--- Start of EXCERPT PROVIDED ---
Greg Smith wrote:
> On Thu, 23 Nov 2006, Tom Lane wrote:
>
> > * It does not check for errors (if it had, you might have realized the
> > other problem).
>
> All the test_fsync code needs to check for errors better; there have been
> multiple occasions where I've run that with quesiontable input and it
> didn't complain, it just happily ran and reported times that were almost
> 0.
>
> Thanks for the note about alignment, I had seen something about that in
> the xlog.c but wasn't sure if that was important in this case.
>
> It's very important to the project I'm working on that I get this cleared
> up, and I think I'm in a good position to fix it myself now. I just
> wanted to report the issue and get some initial feedback on what's wrong.
> I'll try to rewrite that code with an eye toward the "Determine optimal
> fdatasync/fsync, O_SYNC/O_DSYNC options" to-do item, which is what I'd
> really like to have.
--- End of EXCERPT PROVIDED ---
--- Start of DATASET EXTRACT ---
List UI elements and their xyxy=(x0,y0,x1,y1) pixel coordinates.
--- End of DATASET EXTRACT ---
◆ AIM
Continue the mailing-list message above about fixing the error checking in the test_fsync code, starting right after its final quoted sentence.

◆ EXERCISE OUTPUT
I have developed a patch that moves the defines into a include file
where they can be used by the backend and test_fsync.c. I have also set
up things so there is proper alignment for O_DIRECT, and added error
checking.
Not sure if people want this for 8.2. I think we can modify
test_fsync.c anytime but the movement of the defines into an include
file is a backend code change.
--
Bruce Momjian bruce@momjian.us
EnterpriseDB http://www.enterprisedb.com
+ If your life is a hard drive, Christ can be your backup. +
Index: src/backend/access/transam/xlog.c
===================================================================
RCS file: /cvsroot/pgsql/src/backend/access/transam/xlog.c,v
retrieving revision 1.257
diff -c -c -r1.257 xlog.c
*** src/backend/access/transam/xlog.c 21 Nov 2006 20:59:52 -0000 1.257
--- src/backend/access/transam/xlog.c 24 Nov 2006 18:57:39 -0000
***************
*** 49,127 ****
#include "utils/pg_locale.h"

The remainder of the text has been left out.